Written exercise: Look through the records below and give the number of lines holding the string "Классический", nothing more.

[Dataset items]
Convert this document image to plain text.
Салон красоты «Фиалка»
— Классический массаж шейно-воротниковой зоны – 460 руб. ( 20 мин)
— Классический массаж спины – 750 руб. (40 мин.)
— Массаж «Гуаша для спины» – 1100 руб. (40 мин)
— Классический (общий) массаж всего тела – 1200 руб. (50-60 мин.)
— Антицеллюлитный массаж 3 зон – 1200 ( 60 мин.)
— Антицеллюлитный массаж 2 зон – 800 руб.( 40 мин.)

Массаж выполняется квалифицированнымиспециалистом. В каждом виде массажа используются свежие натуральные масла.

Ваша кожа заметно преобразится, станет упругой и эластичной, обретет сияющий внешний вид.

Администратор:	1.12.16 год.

Output for this exercise: 3